--- start ---

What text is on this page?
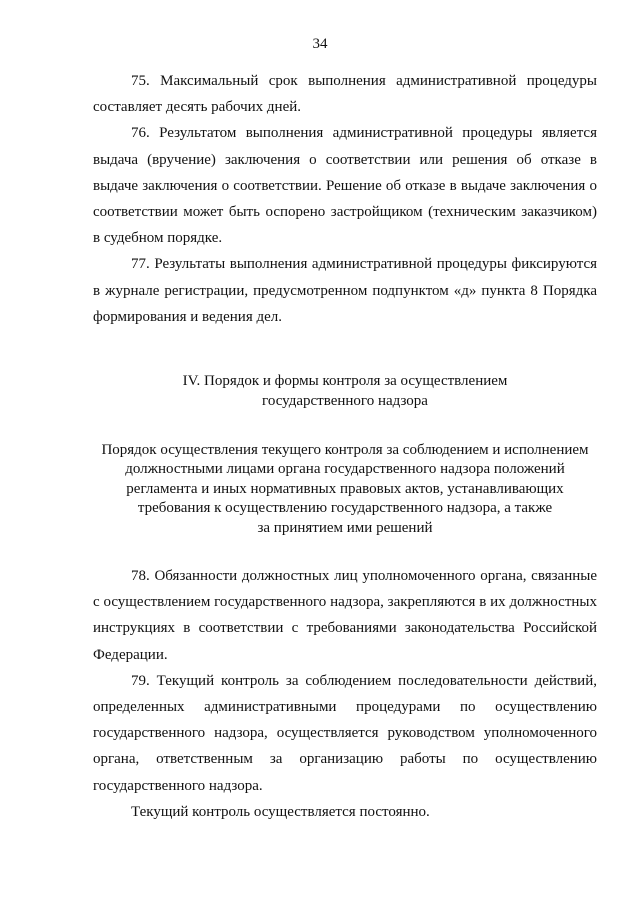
34

75. Максимальный срок выполнения административной процедуры составляет десять рабочих дней.

76. Результатом выполнения административной процедуры является выдача (вручение) заключения о соответствии или решения об отказе в выдаче заключения о соответствии. Решение об отказе в выдаче заключения о соответствии может быть оспорено застройщиком (техническим заказчиком) в судебном порядке.

77. Результаты выполнения административной процедуры фиксируются в журнале регистрации, предусмотренном подпунктом «д» пункта 8 Порядка формирования и ведения дел.

IV. Порядок и формы контроля за осуществлением
государственного надзора
Порядок осуществления текущего контроля за соблюдением и исполнением
должностными лицами органа государственного надзора положений
регламента и иных нормативных правовых актов, устанавливающих
требования к осуществлению государственного надзора, а также
за принятием ими решений

78. Обязанности должностных лиц уполномоченного органа, связанные с осуществлением государственного надзора, закрепляются в их должностных инструкциях в соответствии с требованиями законодательства Российской Федерации.

79. Текущий контроль за соблюдением последовательности действий, определенных административными процедурами по осуществлению государственного надзора, осуществляется руководством уполномоченного органа, ответственным за организацию работы по осуществлению государственного надзора.

Текущий контроль осуществляется постоянно.
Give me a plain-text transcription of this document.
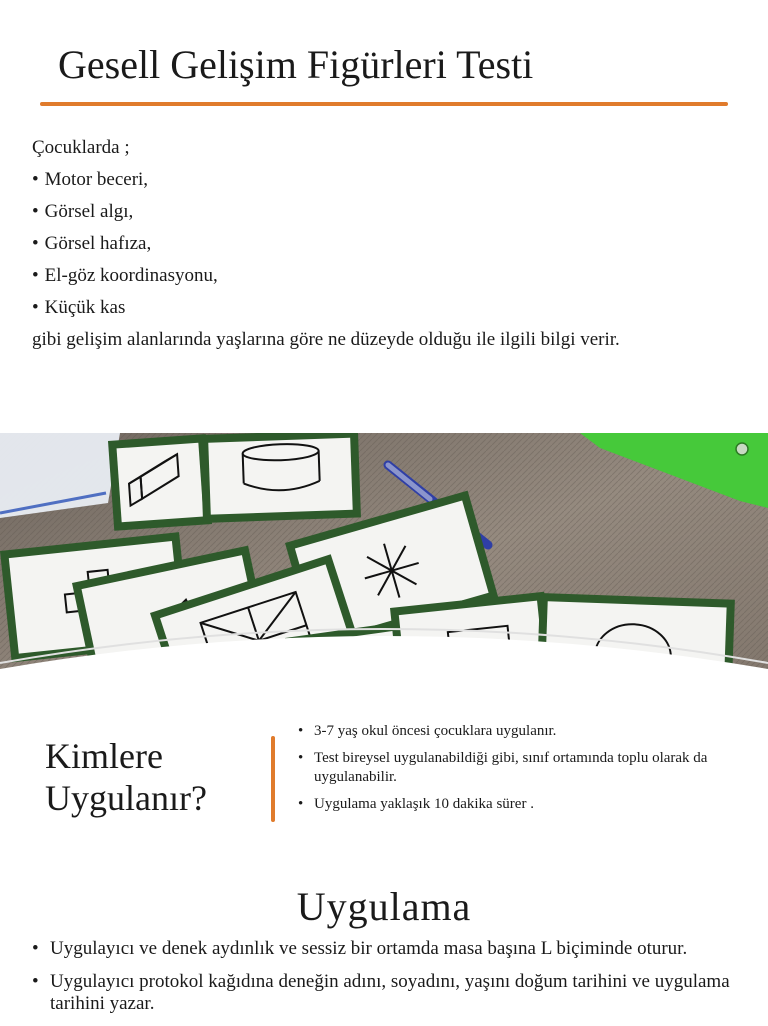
Gesell Gelişim Figürleri Testi
Çocuklarda ;
• Motor beceri,
• Görsel algı,
• Görsel hafıza,
• El-göz koordinasyonu,
• Küçük kas
gibi gelişim alanlarında yaşlarına göre ne düzeyde olduğu ile ilgili bilgi verir.
Kimlere
Uygulanır?
• 3-7 yaş okul öncesi çocuklara uygulanır.
• Test bireysel uygulanabildiği gibi, sınıf ortamında toplu olarak da uygulanabilir.
• Uygulama yaklaşık 10 dakika sürer .
Uygulama
• Uygulayıcı ve denek aydınlık ve sessiz bir ortamda masa başına L biçiminde oturur.
• Uygulayıcı protokol kağıdına deneğin adını, soyadını, yaşını doğum tarihini ve uygulama tarihini yazar.
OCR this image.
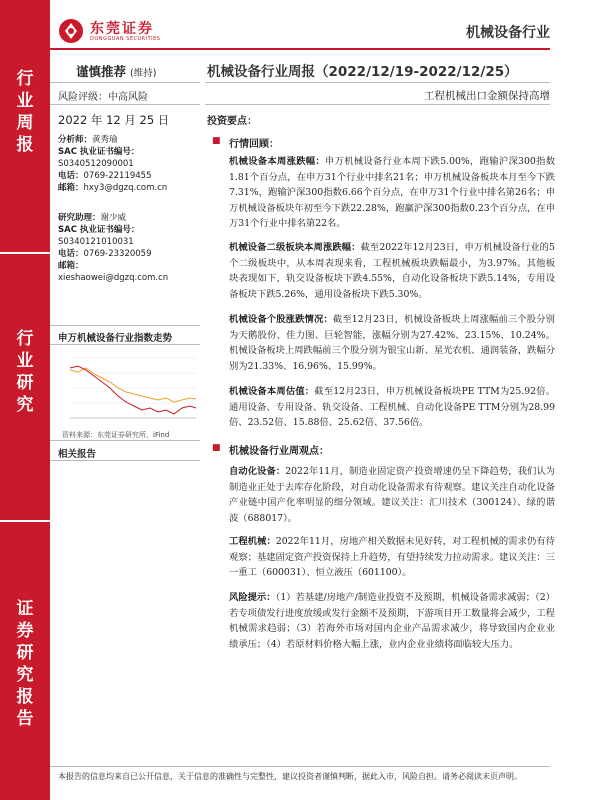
行业周报
行业研究
证券研究报告
东莞证券
DONGGUAN SECURITIES	机械设备行业
谨慎推荐 (维持)	机械设备行业周报（2022/12/19-2022/12/25）
风险评级：中高风险	工程机械出口金额保持高增
2022 年 12 月 25 日
分析师：黄秀瑜
SAC 执业证书编号：
S0340512090001
电话：0769-22119455
邮箱：hxy3@dgzq.com.cn
研究助理：谢少威
SAC 执业证书编号：
S0340121010031
电话：0769-23320059
邮箱：
xieshaowei@dgzq.com.cn
申万机械设备行业指数走势
资料来源：东莞证券研究所，iFind
相关报告
投资要点：
■ 行情回顾：
机械设备本周涨跌幅：申万机械设备行业本周下跌5.00%，跑输沪深300指数1.81个百分点，在申万31个行业中排名21名；申万机械设备板块本月至今下跌7.31%，跑输沪深300指数6.66个百分点，在申万31个行业中排名第26名；申万机械设备板块年初至今下跌22.28%，跑赢沪深300指数0.23个百分点，在申万31个行业中排名第22名。
机械设备二级板块本周涨跌幅：截至2022年12月23日，申万机械设备行业的5个二级板块中，从本周表现来看，工程机械板块跌幅最小，为3.97%。其他板块表现如下，轨交设备板块下跌4.55%，自动化设备板块下跌5.14%，专用设备板块下跌5.26%，通用设备板块下跌5.30%。
机械设备个股涨跌情况：截至12月23日，机械设备板块上周涨幅前三个股分别为天鹅股份、佳力图、巨轮智能，涨幅分别为27.42%、23.15%、10.24%。机械设备板块上周跌幅前三个股分别为银宝山新、星光农机、通润装备，跌幅分别为21.33%、16.96%、15.99%。
机械设备本周估值：截至12月23日，申万机械设备板块PE TTM为25.92倍。通用设备、专用设备、轨交设备、工程机械、自动化设备PE TTM分别为28.99倍、23.52倍、15.88倍、25.62倍、37.56倍。
■ 机械设备行业周观点：
自动化设备：2022年11月，制造业固定资产投资增速仍呈下降趋势，我们认为制造业正处于去库存化阶段，对自动化设备需求有待观察。建议关注自动化设备产业链中国产化率明显的细分领域。建议关注：汇川技术（300124）、绿的谐波（688017）。
工程机械：2022年11月，房地产相关数据未见好转，对工程机械的需求仍有待观察；基建固定资产投资保持上升趋势，有望持续发力拉动需求。建议关注：三一重工（600031）、恒立液压（601100）。
风险提示：（1）若基建/房地产/制造业投资不及预期，机械设备需求减弱；（2）若专项债发行进度放缓或发行金额不及预期，下游项目开工数量将会减少，工程机械需求趋弱；（3）若海外市场对国内企业产品需求减少，将导致国内企业业绩承压；（4）若原材料价格大幅上涨，业内企业业绩将面临较大压力。
本报告的信息均来自已公开信息，关于信息的准确性与完整性，建议投资者谨慎判断，据此入市，风险自担。请务必阅读末页声明。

--- end ---

### WORK INSTRUCTIONS
Skip every picture and transcribe the data above exactly.

### SOLUTION BELOW
What text is on this page?
34

75. Максимальный срок выполнения административной процедуры составляет десять рабочих дней.

76. Результатом выполнения административной процедуры является выдача (вручение) заключения о соответствии или решения об отказе в выдаче заключения о соответствии. Решение об отказе в выдаче заключения о соответствии может быть оспорено застройщиком (техническим заказчиком) в судебном порядке.

77. Результаты выполнения административной процедуры фиксируются в журнале регистрации, предусмотренном подпунктом «д» пункта 8 Порядка формирования и ведения дел.

IV. Порядок и формы контроля за осуществлением
государственного надзора
Порядок осуществления текущего контроля за соблюдением и исполнением
должностными лицами органа государственного надзора положений
регламента и иных нормативных правовых актов, устанавливающих
требования к осуществлению государственного надзора, а также
за принятием ими решений

78. Обязанности должностных лиц уполномоченного органа, связанные с осуществлением государственного надзора, закрепляются в их должностных инструкциях в соответствии с требованиями законодательства Российской Федерации.

79. Текущий контроль за соблюдением последовательности действий, определенных административными процедурами по осуществлению государственного надзора, осуществляется руководством уполномоченного органа, ответственным за организацию работы по осуществлению государственного надзора.

Текущий контроль осуществляется постоянно.
Give me a plain-text transcription of this document.
Gesell Gelişim Figürleri Testi
Çocuklarda ;
• Motor beceri,
• Görsel algı,
• Görsel hafıza,
• El-göz koordinasyonu,
• Küçük kas
gibi gelişim alanlarında yaşlarına göre ne düzeyde olduğu ile ilgili bilgi verir.
Kimlere
Uygulanır?
• 3-7 yaş okul öncesi çocuklara uygulanır.
• Test bireysel uygulanabildiği gibi, sınıf ortamında toplu olarak da uygulanabilir.
• Uygulama yaklaşık 10 dakika sürer .
Uygulama
• Uygulayıcı ve denek aydınlık ve sessiz bir ortamda masa başına L biçiminde oturur.
• Uygulayıcı protokol kağıdına deneğin adını, soyadını, yaşını doğum tarihini ve uygulama tarihini yazar.
OCR this image.
行业周报
行业研究
证券研究报告
东莞证券
DONGGUAN SECURITIES	机械设备行业
谨慎推荐 (维持)	机械设备行业周报（2022/12/19-2022/12/25）
风险评级：中高风险	工程机械出口金额保持高增
2022 年 12 月 25 日
分析师：黄秀瑜
SAC 执业证书编号：
S0340512090001
电话：0769-22119455
邮箱：hxy3@dgzq.com.cn
研究助理：谢少威
SAC 执业证书编号：
S0340121010031
电话：0769-23320059
邮箱：
xieshaowei@dgzq.com.cn
申万机械设备行业指数走势
资料来源：东莞证券研究所，iFind
相关报告
投资要点：
■ 行情回顾：
机械设备本周涨跌幅：申万机械设备行业本周下跌5.00%，跑输沪深300指数1.81个百分点，在申万31个行业中排名21名；申万机械设备板块本月至今下跌7.31%，跑输沪深300指数6.66个百分点，在申万31个行业中排名第26名；申万机械设备板块年初至今下跌22.28%，跑赢沪深300指数0.23个百分点，在申万31个行业中排名第22名。
机械设备二级板块本周涨跌幅：截至2022年12月23日，申万机械设备行业的5个二级板块中，从本周表现来看，工程机械板块跌幅最小，为3.97%。其他板块表现如下，轨交设备板块下跌4.55%，自动化设备板块下跌5.14%，专用设备板块下跌5.26%，通用设备板块下跌5.30%。
机械设备个股涨跌情况：截至12月23日，机械设备板块上周涨幅前三个股分别为天鹅股份、佳力图、巨轮智能，涨幅分别为27.42%、23.15%、10.24%。机械设备板块上周跌幅前三个股分别为银宝山新、星光农机、通润装备，跌幅分别为21.33%、16.96%、15.99%。
机械设备本周估值：截至12月23日，申万机械设备板块PE TTM为25.92倍。通用设备、专用设备、轨交设备、工程机械、自动化设备PE TTM分别为28.99倍、23.52倍、15.88倍、25.62倍、37.56倍。
■ 机械设备行业周观点：
自动化设备：2022年11月，制造业固定资产投资增速仍呈下降趋势，我们认为制造业正处于去库存化阶段，对自动化设备需求有待观察。建议关注自动化设备产业链中国产化率明显的细分领域。建议关注：汇川技术（300124）、绿的谐波（688017）。
工程机械：2022年11月，房地产相关数据未见好转，对工程机械的需求仍有待观察；基建固定资产投资保持上升趋势，有望持续发力拉动需求。建议关注：三一重工（600031）、恒立液压（601100）。
风险提示：（1）若基建/房地产/制造业投资不及预期，机械设备需求减弱；（2）若专项债发行进度放缓或发行金额不及预期，下游项目开工数量将会减少，工程机械需求趋弱；（3）若海外市场对国内企业产品需求减少，将导致国内企业业绩承压；（4）若原材料价格大幅上涨，业内企业业绩将面临较大压力。
本报告的信息均来自已公开信息，关于信息的准确性与完整性，建议投资者谨慎判断，据此入市，风险自担。请务必阅读末页声明。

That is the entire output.